-- start --

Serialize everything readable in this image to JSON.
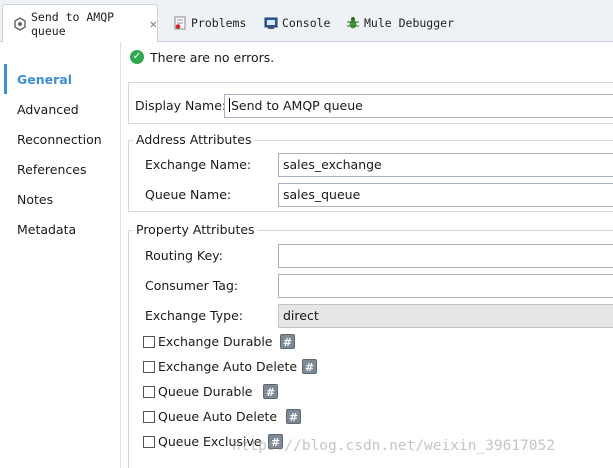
{
  "tabs": [
    {
      "label": "Send to AMQP queue",
      "icon": "flow-element-icon",
      "active": true
    },
    {
      "label": "Problems",
      "icon": "problems-icon"
    },
    {
      "label": "Console",
      "icon": "console-icon"
    },
    {
      "label": "Mule Debugger",
      "icon": "debugger-bug-icon"
    }
  ],
  "nav": {
    "items": [
      "General",
      "Advanced",
      "Reconnection",
      "References",
      "Notes",
      "Metadata"
    ],
    "active": "General"
  },
  "status": {
    "message": "There are no errors.",
    "icon": "check-ok-icon"
  },
  "general": {
    "display_name_label": "Display Name:",
    "display_name_value": "Send to AMQP queue"
  },
  "address": {
    "legend": "Address Attributes",
    "exchange_name_label": "Exchange Name:",
    "exchange_name_value": "sales_exchange",
    "queue_name_label": "Queue Name:",
    "queue_name_value": "sales_queue"
  },
  "property": {
    "legend": "Property Attributes",
    "routing_key_label": "Routing Key:",
    "routing_key_value": "",
    "consumer_tag_label": "Consumer Tag:",
    "consumer_tag_value": "",
    "exchange_type_label": "Exchange Type:",
    "exchange_type_value": "direct",
    "checkboxes": [
      {
        "label": "Exchange Durable",
        "checked": false
      },
      {
        "label": "Exchange Auto Delete",
        "checked": false
      },
      {
        "label": "Queue Durable",
        "checked": false
      },
      {
        "label": "Queue Auto Delete",
        "checked": false
      },
      {
        "label": "Queue Exclusive",
        "checked": false
      }
    ],
    "expression_button_glyph": "#"
  },
  "watermark": "https://blog.csdn.net/weixin_39617052",
  "colors": {
    "accent": "#3d8fd6",
    "ok": "#2fa84f"
  }
}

-- end --

● **Problem to solve**: Every line is to be duplicated exactly, though pictures stay out.

● **Response below**:
Serialize everything readable in this image to JSON.
{
  "tabs": [
    {
      "label": "Send to AMQP queue",
      "icon": "flow-element-icon",
      "active": true
    },
    {
      "label": "Problems",
      "icon": "problems-icon"
    },
    {
      "label": "Console",
      "icon": "console-icon"
    },
    {
      "label": "Mule Debugger",
      "icon": "debugger-bug-icon"
    }
  ],
  "nav": {
    "items": [
      "General",
      "Advanced",
      "Reconnection",
      "References",
      "Notes",
      "Metadata"
    ],
    "active": "General"
  },
  "status": {
    "message": "There are no errors.",
    "icon": "check-ok-icon"
  },
  "general": {
    "display_name_label": "Display Name:",
    "display_name_value": "Send to AMQP queue"
  },
  "address": {
    "legend": "Address Attributes",
    "exchange_name_label": "Exchange Name:",
    "exchange_name_value": "sales_exchange",
    "queue_name_label": "Queue Name:",
    "queue_name_value": "sales_queue"
  },
  "property": {
    "legend": "Property Attributes",
    "routing_key_label": "Routing Key:",
    "routing_key_value": "",
    "consumer_tag_label": "Consumer Tag:",
    "consumer_tag_value": "",
    "exchange_type_label": "Exchange Type:",
    "exchange_type_value": "direct",
    "checkboxes": [
      {
        "label": "Exchange Durable",
        "checked": false
      },
      {
        "label": "Exchange Auto Delete",
        "checked": false
      },
      {
        "label": "Queue Durable",
        "checked": false
      },
      {
        "label": "Queue Auto Delete",
        "checked": false
      },
      {
        "label": "Queue Exclusive",
        "checked": false
      }
    ],
    "expression_button_glyph": "#"
  },
  "watermark": "https://blog.csdn.net/weixin_39617052",
  "colors": {
    "accent": "#3d8fd6",
    "ok": "#2fa84f"
  }
}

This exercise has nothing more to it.